◆ **RECORDS PROVIDED**
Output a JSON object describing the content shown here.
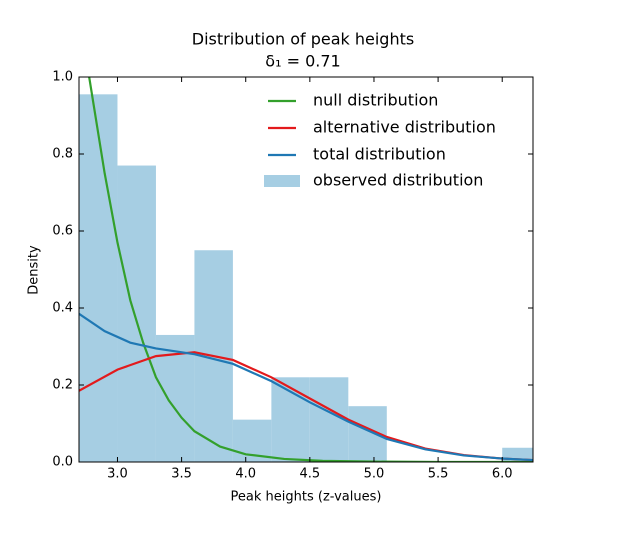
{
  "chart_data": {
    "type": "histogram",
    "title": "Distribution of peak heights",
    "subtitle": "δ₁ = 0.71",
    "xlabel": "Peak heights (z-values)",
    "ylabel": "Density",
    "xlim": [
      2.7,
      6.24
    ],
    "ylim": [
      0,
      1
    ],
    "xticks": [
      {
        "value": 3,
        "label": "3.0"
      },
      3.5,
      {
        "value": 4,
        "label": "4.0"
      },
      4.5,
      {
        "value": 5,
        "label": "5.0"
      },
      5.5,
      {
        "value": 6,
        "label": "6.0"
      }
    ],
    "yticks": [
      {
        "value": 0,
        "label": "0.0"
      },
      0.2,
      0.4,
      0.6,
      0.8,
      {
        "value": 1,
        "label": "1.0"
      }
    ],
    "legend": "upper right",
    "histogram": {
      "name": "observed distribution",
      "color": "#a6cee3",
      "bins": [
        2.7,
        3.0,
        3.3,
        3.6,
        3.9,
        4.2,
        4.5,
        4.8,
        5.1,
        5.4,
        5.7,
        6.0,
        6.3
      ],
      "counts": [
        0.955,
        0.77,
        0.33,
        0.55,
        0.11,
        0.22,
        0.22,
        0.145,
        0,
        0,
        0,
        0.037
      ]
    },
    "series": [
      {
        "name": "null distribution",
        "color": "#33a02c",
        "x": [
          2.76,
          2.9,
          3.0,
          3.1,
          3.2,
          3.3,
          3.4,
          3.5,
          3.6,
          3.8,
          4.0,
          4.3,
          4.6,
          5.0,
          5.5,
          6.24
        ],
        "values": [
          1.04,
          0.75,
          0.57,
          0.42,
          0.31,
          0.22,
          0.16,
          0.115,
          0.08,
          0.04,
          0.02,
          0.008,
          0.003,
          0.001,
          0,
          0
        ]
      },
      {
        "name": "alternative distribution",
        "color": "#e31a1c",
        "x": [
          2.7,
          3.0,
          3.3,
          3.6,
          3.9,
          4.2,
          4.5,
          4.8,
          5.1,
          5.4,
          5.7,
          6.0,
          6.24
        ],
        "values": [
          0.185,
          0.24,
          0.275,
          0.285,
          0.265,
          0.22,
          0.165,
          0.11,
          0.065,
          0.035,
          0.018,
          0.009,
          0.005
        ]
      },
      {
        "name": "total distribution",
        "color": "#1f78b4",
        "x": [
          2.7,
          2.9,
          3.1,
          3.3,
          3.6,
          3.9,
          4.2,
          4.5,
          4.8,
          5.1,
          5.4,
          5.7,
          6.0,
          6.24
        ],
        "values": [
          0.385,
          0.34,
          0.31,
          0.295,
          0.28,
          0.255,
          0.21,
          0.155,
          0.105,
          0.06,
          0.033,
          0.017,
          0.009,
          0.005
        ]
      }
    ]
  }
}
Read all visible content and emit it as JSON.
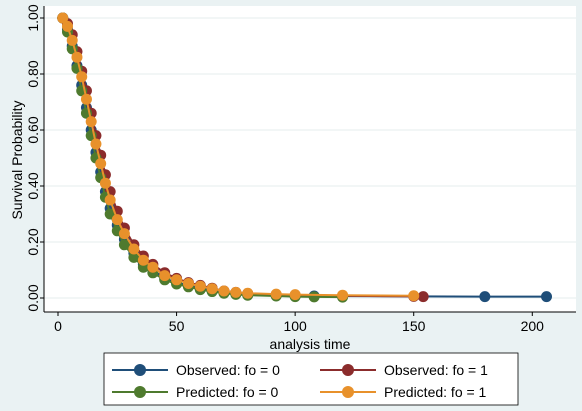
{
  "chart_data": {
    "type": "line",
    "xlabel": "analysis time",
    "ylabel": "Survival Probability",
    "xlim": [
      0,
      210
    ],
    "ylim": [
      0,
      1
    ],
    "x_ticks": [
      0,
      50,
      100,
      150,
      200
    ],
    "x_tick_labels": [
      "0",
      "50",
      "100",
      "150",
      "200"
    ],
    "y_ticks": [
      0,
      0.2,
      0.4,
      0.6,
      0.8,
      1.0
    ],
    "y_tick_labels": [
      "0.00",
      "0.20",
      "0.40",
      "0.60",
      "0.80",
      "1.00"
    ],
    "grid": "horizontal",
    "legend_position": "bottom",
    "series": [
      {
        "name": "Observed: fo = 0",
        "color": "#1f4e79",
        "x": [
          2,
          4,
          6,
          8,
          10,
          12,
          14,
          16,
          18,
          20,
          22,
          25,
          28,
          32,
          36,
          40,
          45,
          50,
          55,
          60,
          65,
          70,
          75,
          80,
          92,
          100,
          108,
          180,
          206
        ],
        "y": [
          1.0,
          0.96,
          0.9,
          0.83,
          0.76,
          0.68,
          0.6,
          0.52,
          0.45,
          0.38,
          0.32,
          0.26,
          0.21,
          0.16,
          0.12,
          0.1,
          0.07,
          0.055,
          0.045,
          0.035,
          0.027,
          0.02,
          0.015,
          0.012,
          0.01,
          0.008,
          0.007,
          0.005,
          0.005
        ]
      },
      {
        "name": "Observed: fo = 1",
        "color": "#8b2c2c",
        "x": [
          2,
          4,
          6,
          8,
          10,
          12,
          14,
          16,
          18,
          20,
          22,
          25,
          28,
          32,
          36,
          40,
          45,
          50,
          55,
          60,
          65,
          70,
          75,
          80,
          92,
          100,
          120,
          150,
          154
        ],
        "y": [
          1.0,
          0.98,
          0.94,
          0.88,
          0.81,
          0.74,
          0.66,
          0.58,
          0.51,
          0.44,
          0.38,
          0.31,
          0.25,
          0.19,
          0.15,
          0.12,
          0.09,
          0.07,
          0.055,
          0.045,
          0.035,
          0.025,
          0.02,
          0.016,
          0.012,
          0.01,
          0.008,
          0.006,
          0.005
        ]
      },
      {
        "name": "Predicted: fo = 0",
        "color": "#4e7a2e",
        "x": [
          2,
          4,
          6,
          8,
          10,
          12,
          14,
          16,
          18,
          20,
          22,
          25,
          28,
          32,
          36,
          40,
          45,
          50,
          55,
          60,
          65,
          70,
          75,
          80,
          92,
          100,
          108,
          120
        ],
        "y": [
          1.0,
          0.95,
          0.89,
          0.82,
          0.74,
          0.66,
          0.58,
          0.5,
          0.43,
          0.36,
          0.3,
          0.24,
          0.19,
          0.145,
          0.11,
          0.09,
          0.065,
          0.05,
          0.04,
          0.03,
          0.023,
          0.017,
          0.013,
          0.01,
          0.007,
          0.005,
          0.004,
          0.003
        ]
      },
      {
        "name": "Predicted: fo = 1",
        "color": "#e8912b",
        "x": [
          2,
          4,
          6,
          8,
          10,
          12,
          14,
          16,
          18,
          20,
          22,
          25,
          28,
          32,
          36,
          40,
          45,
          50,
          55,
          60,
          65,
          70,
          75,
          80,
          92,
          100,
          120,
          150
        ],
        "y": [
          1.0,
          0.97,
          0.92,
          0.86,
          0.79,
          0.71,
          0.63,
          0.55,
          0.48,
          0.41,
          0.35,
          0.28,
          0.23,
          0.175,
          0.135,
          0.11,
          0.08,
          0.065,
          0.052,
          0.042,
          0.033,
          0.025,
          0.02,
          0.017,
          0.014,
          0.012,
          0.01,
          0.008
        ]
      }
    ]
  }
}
...
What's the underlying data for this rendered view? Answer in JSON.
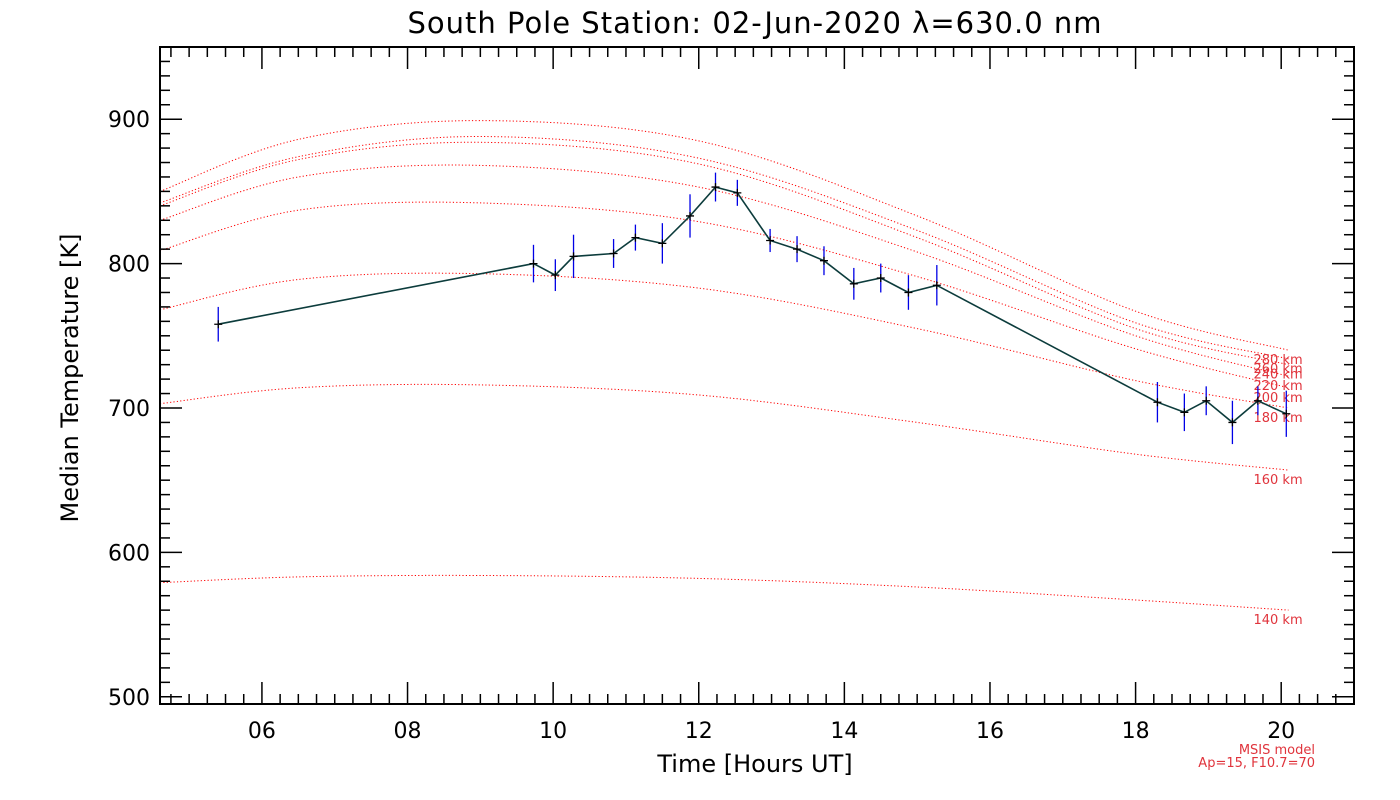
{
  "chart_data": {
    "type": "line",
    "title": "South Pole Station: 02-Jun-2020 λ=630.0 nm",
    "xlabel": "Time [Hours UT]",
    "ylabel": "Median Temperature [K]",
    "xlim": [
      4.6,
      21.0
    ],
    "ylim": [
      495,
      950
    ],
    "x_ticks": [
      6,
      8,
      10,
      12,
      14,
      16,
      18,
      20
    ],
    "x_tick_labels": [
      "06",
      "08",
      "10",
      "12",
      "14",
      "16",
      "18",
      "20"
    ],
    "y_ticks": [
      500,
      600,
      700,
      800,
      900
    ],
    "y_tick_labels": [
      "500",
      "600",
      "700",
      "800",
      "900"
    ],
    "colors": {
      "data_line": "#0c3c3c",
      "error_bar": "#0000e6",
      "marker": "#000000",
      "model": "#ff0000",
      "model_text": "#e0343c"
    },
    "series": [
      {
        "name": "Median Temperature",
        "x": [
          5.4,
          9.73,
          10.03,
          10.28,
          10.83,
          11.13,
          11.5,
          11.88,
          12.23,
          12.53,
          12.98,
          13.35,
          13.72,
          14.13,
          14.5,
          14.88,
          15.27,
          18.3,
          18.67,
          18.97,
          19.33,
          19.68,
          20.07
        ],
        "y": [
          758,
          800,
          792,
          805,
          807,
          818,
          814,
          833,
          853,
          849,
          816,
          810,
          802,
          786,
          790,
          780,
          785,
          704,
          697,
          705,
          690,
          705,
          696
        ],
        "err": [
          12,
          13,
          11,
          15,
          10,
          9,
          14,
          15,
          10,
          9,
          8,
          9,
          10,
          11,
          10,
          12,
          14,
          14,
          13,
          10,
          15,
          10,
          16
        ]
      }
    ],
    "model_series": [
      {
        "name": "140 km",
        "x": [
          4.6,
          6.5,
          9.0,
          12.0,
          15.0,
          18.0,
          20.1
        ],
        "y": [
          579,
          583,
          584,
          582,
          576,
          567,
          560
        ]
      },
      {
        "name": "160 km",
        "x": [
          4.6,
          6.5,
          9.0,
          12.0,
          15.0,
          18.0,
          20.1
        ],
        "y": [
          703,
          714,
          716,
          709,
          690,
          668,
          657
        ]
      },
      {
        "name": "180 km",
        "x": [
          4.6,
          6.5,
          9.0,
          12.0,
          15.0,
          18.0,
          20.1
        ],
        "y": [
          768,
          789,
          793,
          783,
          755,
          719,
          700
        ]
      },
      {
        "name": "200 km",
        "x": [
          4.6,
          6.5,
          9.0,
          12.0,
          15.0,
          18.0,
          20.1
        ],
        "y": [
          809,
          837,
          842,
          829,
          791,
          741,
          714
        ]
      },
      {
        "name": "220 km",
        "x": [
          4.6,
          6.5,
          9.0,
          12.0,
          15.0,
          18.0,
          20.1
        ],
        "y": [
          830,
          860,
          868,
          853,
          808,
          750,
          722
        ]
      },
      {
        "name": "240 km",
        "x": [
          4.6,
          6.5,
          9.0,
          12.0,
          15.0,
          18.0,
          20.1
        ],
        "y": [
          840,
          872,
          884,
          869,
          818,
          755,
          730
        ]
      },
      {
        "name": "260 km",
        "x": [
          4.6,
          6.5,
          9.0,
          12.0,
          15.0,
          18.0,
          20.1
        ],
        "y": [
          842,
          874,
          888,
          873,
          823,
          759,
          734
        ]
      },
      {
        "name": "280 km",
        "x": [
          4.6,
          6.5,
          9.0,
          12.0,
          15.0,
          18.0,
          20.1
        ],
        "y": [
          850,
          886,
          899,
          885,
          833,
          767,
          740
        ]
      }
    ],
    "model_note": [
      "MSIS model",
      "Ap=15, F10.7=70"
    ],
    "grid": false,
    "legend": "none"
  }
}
==
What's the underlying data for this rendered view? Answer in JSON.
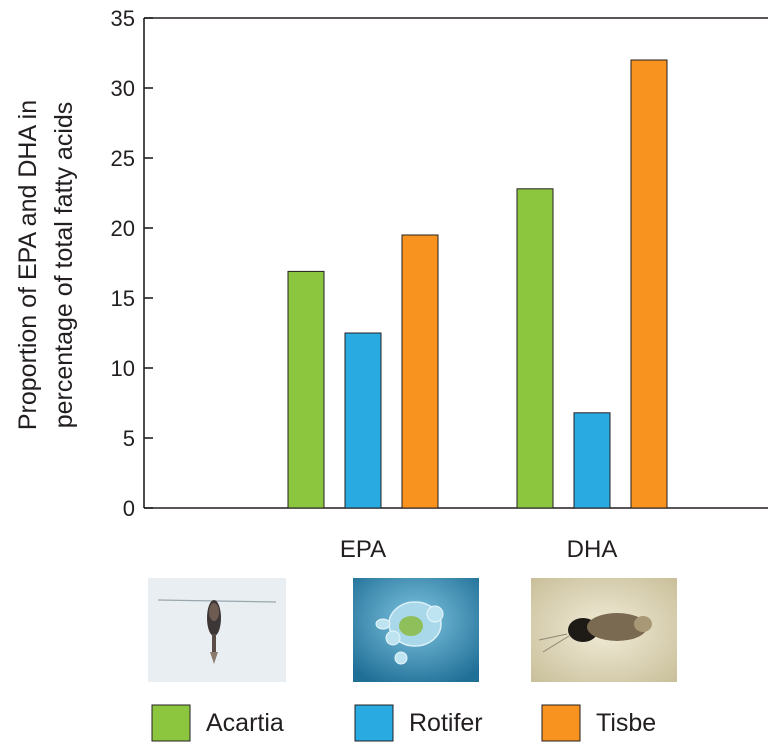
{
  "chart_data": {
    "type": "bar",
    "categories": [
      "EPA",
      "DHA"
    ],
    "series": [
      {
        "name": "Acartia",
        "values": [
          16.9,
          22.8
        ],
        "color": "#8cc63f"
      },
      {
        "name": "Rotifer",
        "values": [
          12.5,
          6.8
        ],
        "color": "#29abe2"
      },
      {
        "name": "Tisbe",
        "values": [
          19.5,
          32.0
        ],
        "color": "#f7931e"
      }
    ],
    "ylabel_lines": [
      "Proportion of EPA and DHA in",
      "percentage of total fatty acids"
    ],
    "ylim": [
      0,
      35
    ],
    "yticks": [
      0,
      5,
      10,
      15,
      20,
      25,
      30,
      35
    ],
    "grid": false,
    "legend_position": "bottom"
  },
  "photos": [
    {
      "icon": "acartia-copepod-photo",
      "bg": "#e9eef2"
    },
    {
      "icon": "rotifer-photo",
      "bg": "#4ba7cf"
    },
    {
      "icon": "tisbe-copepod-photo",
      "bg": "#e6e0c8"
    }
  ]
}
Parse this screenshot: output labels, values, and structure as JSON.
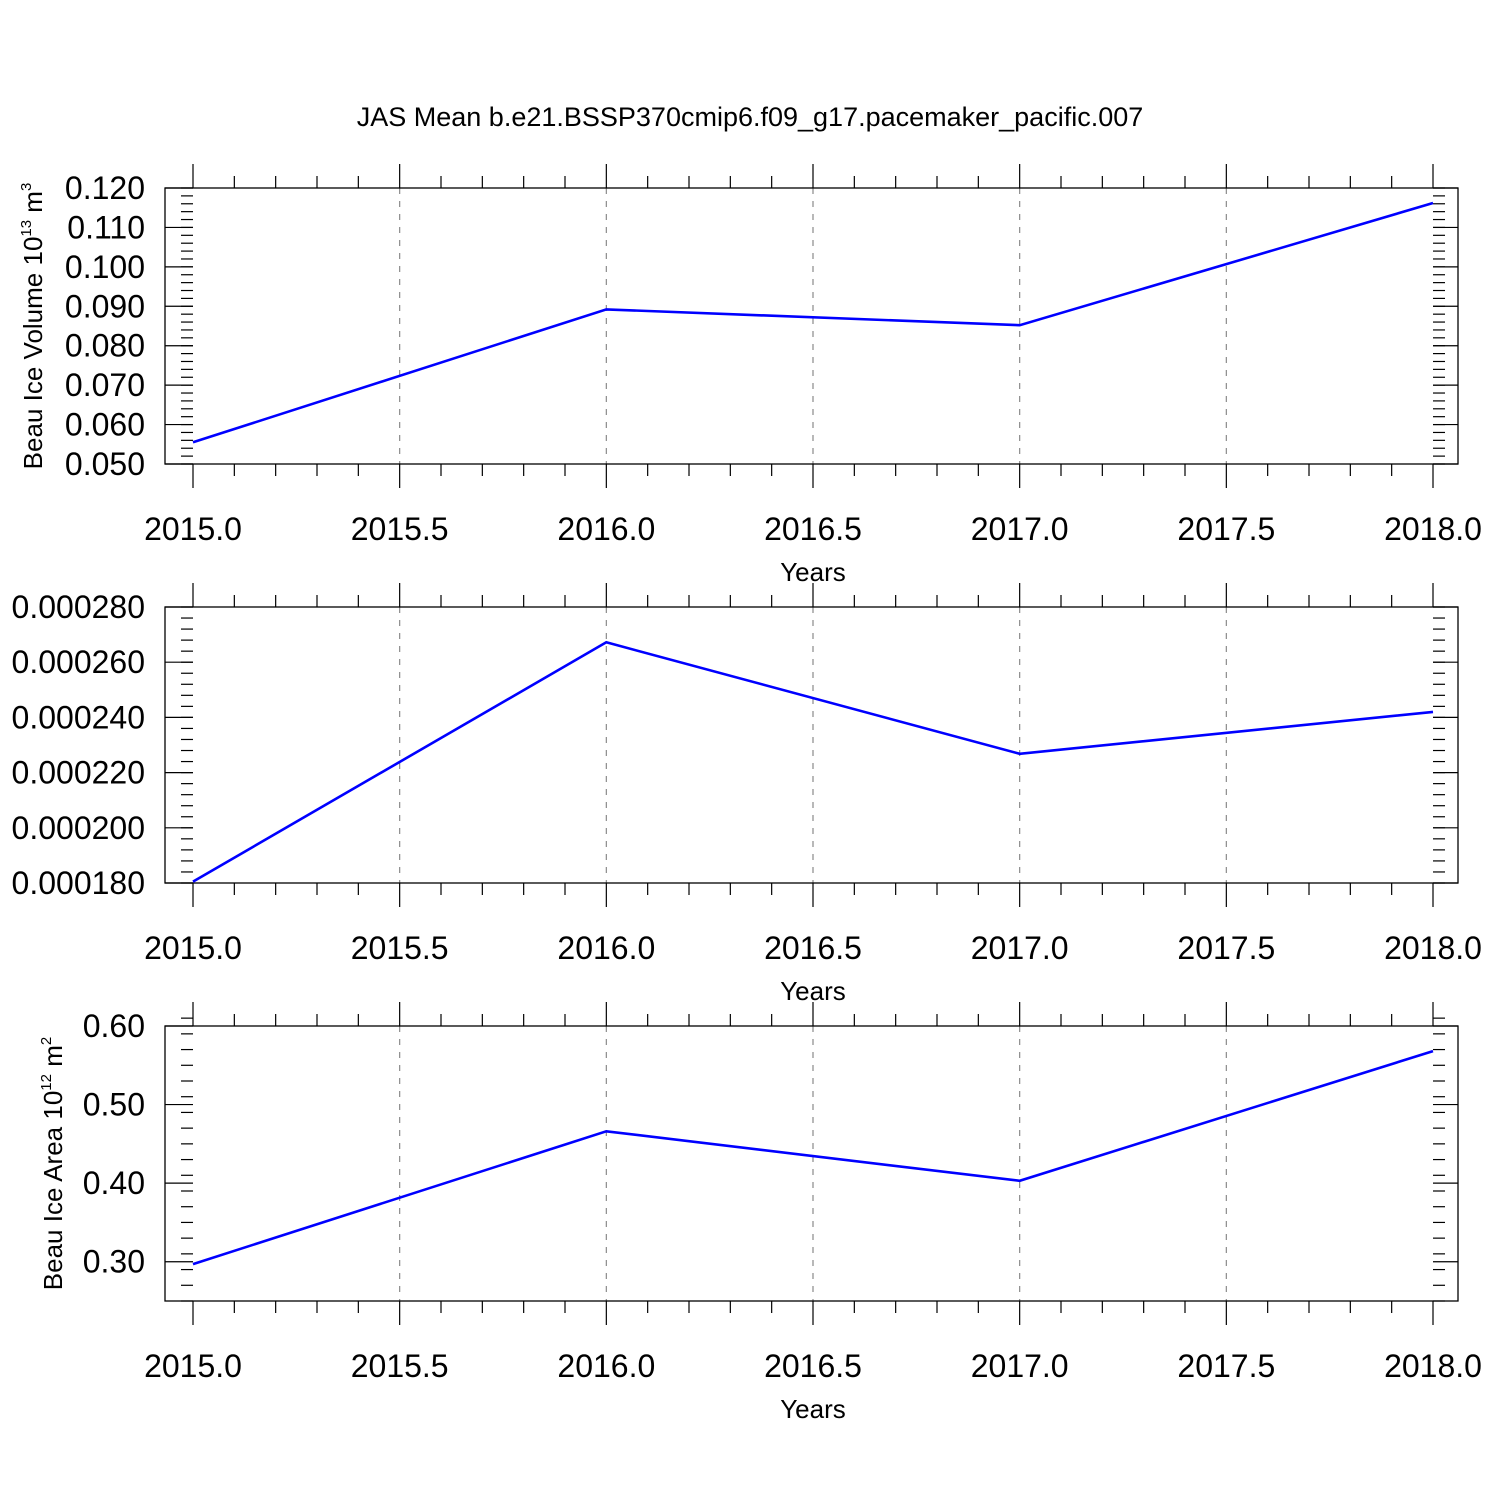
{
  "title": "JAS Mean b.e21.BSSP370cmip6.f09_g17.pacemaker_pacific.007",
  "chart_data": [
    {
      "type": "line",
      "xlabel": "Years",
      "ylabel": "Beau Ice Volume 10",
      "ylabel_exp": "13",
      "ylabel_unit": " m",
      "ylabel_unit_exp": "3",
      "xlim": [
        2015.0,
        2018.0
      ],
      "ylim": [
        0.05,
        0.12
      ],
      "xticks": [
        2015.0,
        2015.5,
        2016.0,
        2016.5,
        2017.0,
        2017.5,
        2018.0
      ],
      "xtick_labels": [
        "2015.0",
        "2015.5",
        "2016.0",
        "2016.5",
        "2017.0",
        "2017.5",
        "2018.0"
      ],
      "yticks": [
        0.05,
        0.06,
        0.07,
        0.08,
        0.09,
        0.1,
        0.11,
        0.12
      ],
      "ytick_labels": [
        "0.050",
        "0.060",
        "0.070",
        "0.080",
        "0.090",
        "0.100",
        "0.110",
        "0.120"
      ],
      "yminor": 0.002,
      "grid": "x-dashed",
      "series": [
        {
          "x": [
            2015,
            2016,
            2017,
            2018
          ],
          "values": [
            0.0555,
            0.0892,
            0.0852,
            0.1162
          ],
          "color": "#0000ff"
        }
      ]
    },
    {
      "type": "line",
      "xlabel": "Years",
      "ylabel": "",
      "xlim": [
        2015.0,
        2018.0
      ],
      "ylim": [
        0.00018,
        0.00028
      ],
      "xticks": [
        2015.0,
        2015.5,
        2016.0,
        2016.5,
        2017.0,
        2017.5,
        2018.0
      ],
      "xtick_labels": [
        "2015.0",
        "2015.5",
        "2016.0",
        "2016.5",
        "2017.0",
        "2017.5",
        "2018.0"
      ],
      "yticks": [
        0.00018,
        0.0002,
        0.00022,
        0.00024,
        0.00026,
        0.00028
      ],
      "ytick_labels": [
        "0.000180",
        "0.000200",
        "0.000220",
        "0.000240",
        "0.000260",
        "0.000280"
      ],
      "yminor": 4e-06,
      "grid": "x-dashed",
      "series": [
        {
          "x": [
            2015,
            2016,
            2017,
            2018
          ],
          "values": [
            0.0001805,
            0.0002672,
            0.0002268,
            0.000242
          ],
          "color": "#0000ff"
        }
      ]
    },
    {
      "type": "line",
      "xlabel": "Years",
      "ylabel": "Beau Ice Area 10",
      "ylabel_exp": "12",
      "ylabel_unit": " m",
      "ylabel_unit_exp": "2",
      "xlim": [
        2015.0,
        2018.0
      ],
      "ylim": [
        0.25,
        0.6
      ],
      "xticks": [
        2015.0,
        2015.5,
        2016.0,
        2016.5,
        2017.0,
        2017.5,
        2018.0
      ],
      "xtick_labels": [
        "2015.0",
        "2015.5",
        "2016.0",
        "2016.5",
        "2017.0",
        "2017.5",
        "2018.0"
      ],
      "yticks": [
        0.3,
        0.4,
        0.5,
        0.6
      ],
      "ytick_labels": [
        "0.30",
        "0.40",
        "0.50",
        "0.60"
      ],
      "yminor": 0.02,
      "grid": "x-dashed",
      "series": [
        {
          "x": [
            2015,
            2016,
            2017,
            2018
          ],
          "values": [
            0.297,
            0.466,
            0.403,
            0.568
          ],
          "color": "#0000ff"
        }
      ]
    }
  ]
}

◆ **INSTRUCTIONS FOR THE TASK**
Your task is to collect every line above that contains the word "heights".

◆ **THE RESULT**
    "title": "Distribution of peak heights",
    "xlabel": "Peak heights (z-values)",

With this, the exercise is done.